----- DATA IN THIS EXERCISE

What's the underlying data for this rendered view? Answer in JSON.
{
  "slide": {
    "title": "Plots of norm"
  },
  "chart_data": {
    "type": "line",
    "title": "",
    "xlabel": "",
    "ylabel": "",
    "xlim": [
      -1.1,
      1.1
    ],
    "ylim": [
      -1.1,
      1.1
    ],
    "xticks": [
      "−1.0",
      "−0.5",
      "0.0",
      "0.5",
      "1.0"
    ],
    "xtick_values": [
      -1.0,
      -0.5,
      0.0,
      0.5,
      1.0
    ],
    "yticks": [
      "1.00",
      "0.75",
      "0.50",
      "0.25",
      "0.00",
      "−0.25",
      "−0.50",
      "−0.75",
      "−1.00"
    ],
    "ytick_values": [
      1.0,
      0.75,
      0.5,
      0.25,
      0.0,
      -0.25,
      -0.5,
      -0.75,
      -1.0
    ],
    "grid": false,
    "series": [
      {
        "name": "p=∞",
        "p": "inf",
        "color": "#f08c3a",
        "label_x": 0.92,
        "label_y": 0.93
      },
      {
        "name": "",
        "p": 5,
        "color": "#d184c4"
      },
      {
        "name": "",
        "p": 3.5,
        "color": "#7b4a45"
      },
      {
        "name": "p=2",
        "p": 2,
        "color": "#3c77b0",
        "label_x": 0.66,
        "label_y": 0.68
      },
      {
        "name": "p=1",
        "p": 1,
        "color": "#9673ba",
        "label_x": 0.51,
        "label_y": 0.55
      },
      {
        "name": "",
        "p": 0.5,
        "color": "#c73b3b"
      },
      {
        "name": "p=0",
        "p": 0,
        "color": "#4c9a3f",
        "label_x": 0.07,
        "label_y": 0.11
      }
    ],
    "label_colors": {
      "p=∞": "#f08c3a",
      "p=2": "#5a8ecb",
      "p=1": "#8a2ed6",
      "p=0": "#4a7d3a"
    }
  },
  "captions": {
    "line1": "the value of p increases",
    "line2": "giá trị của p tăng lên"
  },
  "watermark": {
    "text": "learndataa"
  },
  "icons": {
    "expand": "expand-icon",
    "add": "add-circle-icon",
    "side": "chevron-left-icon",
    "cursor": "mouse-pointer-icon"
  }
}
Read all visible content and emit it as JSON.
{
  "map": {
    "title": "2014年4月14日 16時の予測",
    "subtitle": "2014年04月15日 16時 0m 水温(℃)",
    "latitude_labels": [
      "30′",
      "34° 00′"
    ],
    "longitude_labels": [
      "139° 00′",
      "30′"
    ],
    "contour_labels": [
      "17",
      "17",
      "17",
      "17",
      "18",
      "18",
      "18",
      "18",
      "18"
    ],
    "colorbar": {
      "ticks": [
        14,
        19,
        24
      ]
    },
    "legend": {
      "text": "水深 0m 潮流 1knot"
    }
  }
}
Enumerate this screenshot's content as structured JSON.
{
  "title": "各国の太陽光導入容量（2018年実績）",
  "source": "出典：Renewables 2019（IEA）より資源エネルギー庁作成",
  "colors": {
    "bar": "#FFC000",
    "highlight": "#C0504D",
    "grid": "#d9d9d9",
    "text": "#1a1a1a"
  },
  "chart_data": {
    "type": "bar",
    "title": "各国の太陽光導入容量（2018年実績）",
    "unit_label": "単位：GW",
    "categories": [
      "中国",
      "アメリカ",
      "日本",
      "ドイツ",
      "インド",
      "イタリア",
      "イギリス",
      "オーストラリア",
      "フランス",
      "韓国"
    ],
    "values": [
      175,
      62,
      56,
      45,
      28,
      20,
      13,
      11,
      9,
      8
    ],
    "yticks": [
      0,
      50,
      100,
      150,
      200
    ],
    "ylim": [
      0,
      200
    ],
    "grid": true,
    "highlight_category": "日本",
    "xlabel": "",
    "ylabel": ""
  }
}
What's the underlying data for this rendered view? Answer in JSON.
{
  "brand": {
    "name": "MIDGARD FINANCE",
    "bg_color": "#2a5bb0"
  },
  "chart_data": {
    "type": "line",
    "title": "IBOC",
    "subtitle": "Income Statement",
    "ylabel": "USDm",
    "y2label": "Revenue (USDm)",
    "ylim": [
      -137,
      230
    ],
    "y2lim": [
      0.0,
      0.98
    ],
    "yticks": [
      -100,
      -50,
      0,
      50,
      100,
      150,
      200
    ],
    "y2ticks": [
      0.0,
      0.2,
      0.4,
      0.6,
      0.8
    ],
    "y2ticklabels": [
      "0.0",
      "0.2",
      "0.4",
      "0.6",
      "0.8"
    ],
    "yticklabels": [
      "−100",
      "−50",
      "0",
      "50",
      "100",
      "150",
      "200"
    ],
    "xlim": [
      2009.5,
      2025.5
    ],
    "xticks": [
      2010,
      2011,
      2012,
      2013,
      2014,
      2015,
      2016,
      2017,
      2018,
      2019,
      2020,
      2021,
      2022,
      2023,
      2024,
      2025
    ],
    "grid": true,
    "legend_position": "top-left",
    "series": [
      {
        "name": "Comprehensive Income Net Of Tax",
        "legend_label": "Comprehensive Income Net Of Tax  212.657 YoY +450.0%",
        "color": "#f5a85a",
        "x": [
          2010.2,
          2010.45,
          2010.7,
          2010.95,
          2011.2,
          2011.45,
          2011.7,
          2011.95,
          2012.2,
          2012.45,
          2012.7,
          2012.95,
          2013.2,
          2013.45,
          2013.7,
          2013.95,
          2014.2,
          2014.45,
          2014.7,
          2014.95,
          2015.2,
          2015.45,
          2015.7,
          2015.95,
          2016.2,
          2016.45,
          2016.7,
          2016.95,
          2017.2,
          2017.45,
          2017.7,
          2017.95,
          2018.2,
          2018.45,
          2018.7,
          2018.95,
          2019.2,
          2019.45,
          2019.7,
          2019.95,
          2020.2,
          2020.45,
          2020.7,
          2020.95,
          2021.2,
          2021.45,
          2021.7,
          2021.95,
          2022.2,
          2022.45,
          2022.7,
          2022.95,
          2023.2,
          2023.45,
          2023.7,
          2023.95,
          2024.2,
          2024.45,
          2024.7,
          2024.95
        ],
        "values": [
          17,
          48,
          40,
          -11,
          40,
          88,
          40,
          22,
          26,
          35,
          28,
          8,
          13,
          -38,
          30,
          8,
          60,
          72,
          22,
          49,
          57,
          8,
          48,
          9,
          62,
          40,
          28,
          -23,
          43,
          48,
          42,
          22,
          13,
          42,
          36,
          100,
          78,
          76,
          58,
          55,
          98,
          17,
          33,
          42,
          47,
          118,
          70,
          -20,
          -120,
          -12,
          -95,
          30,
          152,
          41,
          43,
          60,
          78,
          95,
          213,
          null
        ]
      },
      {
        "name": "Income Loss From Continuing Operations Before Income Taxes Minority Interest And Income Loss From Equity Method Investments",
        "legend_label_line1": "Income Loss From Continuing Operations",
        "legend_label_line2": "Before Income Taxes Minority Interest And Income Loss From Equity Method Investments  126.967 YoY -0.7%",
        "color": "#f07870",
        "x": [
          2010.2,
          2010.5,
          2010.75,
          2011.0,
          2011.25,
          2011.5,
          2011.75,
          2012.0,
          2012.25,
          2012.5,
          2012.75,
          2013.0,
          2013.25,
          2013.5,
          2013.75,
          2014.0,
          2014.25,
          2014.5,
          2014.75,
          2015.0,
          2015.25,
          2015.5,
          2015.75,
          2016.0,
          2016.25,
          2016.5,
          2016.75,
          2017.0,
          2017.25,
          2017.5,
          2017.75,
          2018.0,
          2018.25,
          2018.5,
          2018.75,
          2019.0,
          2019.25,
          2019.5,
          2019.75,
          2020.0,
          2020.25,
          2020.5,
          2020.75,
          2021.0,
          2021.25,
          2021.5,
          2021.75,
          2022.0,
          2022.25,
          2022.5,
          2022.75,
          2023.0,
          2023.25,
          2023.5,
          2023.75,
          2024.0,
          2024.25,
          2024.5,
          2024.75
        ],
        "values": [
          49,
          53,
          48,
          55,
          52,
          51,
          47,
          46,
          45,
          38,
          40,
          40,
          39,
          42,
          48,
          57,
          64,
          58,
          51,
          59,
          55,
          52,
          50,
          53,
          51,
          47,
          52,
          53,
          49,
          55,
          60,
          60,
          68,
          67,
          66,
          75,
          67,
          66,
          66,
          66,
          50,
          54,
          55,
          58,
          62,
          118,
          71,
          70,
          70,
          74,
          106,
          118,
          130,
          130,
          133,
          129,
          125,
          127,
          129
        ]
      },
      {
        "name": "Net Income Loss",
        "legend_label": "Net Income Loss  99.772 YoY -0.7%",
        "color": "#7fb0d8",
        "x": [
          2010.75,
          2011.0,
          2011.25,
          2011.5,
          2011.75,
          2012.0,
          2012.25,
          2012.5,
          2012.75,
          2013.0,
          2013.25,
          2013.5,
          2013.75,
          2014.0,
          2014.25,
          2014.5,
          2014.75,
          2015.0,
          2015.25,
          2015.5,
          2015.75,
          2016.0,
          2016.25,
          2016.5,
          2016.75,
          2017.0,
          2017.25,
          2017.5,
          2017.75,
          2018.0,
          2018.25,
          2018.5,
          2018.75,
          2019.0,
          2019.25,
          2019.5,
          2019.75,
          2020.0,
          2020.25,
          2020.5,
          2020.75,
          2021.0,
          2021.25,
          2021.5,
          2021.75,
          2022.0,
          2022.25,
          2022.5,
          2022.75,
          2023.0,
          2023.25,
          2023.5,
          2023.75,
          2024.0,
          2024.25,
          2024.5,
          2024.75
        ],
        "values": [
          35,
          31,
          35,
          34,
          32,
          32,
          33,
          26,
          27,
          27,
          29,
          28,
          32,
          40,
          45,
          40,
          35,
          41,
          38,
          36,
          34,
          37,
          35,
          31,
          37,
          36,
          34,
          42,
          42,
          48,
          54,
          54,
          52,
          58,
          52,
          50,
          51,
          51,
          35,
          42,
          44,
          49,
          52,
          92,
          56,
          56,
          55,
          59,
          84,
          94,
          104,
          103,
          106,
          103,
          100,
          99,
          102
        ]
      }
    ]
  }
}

----------

* _STATED EXERCISE_: Gather all lines from the listing above in which "JSON" occurs.

* _TASK SOLUTION_:
What's the underlying data for this rendered view? Answer in JSON.
Read all visible content and emit it as JSON.
Enumerate this screenshot's content as structured JSON.
What's the underlying data for this rendered view? Answer in JSON.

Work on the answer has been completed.